── Supplied material ──
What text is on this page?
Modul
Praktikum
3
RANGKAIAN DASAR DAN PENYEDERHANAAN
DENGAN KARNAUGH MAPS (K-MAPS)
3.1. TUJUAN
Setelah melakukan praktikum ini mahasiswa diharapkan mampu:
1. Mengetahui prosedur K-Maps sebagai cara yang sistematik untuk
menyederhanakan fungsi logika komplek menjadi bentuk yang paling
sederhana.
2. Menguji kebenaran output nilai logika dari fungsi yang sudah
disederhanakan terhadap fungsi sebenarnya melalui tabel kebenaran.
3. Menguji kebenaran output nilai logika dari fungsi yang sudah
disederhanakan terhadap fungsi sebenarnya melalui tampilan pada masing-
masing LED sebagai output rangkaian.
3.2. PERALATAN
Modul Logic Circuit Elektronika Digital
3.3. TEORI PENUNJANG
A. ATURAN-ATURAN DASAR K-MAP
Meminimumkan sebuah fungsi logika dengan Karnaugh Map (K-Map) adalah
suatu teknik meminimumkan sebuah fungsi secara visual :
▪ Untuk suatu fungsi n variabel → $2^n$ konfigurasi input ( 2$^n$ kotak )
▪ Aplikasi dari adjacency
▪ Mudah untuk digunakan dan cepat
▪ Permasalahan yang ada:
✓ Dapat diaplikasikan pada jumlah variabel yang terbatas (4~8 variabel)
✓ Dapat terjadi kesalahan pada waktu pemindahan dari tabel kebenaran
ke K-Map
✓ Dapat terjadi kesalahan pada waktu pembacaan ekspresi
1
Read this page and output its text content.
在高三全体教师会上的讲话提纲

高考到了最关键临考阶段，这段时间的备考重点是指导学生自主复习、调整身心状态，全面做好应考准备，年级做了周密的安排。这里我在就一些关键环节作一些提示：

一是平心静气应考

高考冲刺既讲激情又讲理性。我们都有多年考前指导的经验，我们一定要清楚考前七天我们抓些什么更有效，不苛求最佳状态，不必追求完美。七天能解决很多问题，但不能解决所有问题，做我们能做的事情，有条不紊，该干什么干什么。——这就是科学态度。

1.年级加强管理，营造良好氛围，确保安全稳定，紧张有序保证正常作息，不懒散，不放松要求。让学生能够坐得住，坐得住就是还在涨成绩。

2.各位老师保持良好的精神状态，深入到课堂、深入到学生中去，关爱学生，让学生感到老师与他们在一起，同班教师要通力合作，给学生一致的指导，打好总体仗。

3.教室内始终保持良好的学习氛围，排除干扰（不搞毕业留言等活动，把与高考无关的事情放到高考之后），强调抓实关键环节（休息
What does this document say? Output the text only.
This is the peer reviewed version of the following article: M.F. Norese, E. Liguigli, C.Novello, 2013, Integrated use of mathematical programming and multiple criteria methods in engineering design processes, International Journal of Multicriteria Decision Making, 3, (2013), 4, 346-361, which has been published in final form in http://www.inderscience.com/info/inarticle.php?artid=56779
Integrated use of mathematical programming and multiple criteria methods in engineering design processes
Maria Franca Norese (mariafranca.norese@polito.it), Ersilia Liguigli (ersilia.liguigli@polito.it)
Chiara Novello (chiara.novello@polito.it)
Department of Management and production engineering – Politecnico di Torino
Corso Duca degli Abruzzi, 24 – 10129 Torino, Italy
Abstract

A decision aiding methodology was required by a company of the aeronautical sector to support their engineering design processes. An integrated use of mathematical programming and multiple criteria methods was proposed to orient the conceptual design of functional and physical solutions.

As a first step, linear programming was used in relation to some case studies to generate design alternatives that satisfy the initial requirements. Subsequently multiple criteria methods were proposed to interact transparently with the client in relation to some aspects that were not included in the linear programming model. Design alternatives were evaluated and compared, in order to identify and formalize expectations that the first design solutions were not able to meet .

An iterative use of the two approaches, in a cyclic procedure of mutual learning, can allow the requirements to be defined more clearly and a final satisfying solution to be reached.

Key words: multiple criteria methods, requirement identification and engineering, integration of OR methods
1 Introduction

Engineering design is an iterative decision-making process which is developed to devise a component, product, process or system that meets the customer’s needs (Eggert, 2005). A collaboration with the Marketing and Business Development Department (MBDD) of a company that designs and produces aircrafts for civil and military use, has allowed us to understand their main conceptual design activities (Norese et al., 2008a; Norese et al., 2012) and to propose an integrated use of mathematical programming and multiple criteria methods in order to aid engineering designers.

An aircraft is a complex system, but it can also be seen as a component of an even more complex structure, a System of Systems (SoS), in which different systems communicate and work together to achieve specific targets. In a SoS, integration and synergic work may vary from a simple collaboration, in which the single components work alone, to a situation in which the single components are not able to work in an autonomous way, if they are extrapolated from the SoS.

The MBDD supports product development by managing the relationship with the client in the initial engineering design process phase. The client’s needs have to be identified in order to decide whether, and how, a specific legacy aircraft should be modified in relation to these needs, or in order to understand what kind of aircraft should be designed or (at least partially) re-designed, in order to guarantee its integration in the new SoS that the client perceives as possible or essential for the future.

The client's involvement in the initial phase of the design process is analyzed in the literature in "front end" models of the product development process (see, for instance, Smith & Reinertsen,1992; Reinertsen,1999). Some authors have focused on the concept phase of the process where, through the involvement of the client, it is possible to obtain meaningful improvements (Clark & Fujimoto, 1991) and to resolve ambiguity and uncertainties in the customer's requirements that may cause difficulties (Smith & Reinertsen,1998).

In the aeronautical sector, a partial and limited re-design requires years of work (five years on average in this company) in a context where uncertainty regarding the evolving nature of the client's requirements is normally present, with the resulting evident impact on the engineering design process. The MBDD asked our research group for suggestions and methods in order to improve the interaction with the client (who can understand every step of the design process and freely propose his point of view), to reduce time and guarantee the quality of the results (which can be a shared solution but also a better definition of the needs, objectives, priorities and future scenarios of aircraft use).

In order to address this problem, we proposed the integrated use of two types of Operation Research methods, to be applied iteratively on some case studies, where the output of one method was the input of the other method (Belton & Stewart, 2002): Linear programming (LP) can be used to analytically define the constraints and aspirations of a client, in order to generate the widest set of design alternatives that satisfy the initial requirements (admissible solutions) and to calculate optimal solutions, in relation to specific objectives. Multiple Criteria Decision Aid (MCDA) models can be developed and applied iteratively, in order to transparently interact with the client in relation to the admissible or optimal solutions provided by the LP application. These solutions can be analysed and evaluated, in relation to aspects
───
**Short exercise:**
Search the records for the word "yang", then list every line that has it.

**Correct response:**
1. Mengetahui prosedur K-Maps sebagai cara yang sistematik untuk
menyederhanakan fungsi logika komplek menjadi bentuk yang paling
2. Menguji kebenaran output nilai logika dari fungsi yang sudah
3. Menguji kebenaran output nilai logika dari fungsi yang sudah
▪ Permasalahan yang ada:
✓ Dapat diaplikasikan pada jumlah variabel yang terbatas (4~8 variabel)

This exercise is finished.